**Job**
Each line of the listing that contains the word "Would" is to be copied.
─── Excerpted records ───
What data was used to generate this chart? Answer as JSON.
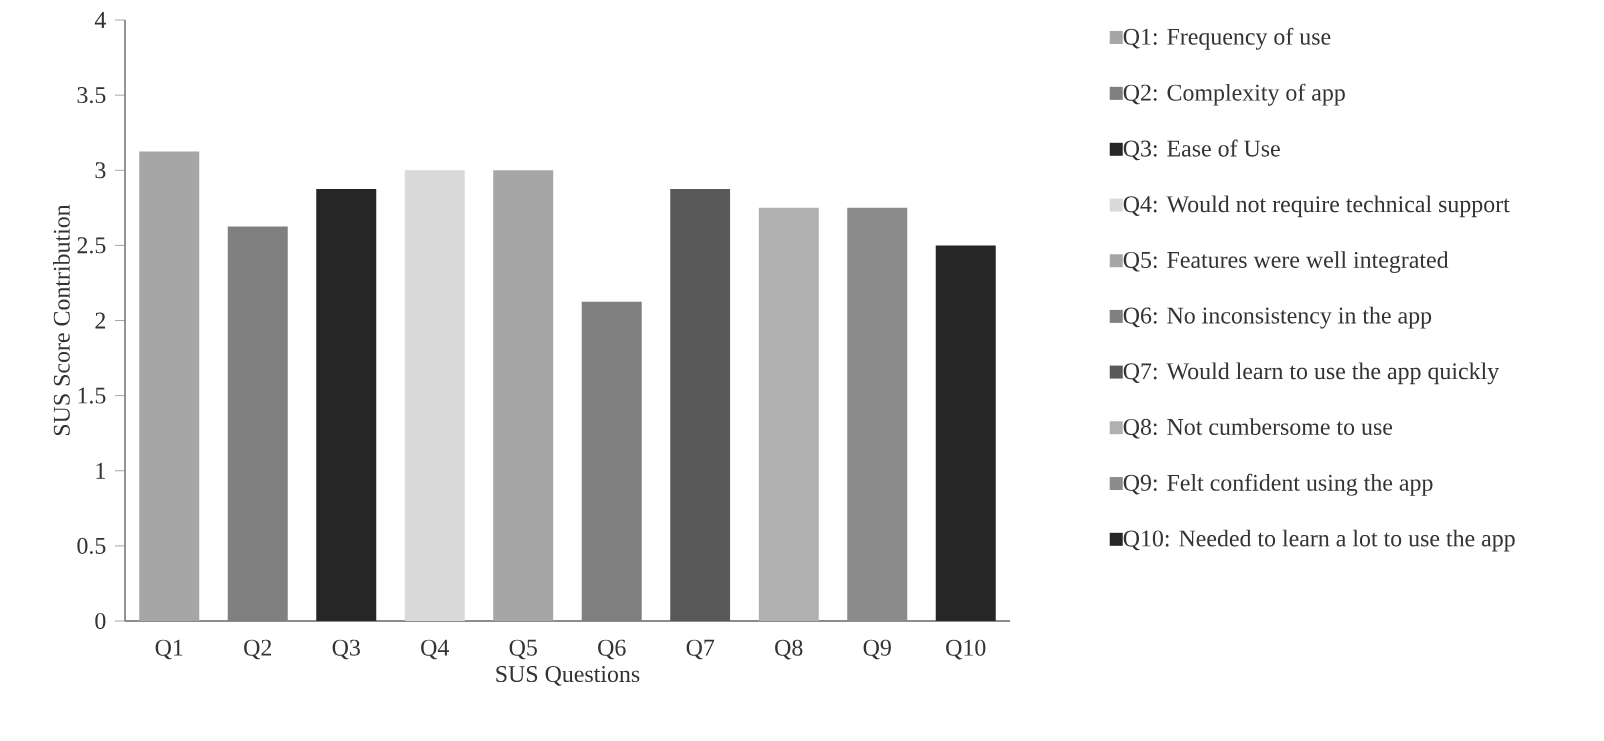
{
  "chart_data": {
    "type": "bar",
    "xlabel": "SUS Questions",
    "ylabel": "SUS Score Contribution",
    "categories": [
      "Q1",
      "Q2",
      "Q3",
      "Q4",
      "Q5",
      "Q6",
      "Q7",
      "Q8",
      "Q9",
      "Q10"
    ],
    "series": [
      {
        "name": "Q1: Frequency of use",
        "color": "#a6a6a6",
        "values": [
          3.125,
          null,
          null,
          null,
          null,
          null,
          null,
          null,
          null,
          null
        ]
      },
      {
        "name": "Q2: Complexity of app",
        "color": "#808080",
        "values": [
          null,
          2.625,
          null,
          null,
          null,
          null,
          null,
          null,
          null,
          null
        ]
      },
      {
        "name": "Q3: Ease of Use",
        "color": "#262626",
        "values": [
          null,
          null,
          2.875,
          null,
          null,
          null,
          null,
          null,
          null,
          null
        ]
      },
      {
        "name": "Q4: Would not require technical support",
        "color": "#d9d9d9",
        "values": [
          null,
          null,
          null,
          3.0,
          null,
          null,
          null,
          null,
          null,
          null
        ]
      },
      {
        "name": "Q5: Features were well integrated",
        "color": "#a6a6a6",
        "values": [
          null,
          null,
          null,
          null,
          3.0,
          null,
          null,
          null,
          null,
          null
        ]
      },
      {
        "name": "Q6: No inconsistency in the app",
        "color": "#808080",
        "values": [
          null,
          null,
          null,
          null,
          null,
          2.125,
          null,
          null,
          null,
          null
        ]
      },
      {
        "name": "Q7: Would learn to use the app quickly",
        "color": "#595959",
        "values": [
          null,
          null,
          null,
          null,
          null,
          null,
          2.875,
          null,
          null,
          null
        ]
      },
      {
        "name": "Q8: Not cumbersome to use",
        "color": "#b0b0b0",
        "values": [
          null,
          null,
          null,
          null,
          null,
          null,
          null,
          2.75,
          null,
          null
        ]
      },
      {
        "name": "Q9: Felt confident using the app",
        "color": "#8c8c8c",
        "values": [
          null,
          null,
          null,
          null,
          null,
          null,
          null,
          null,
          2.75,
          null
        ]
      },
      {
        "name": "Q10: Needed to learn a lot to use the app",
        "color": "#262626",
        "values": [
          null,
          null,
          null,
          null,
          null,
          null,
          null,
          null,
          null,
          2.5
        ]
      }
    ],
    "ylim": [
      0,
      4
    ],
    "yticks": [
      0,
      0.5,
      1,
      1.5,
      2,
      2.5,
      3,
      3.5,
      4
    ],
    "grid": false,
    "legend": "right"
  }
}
───
**Result**
        "name": "Q4: Would not require technical support",
        "name": "Q7: Would learn to use the app quickly",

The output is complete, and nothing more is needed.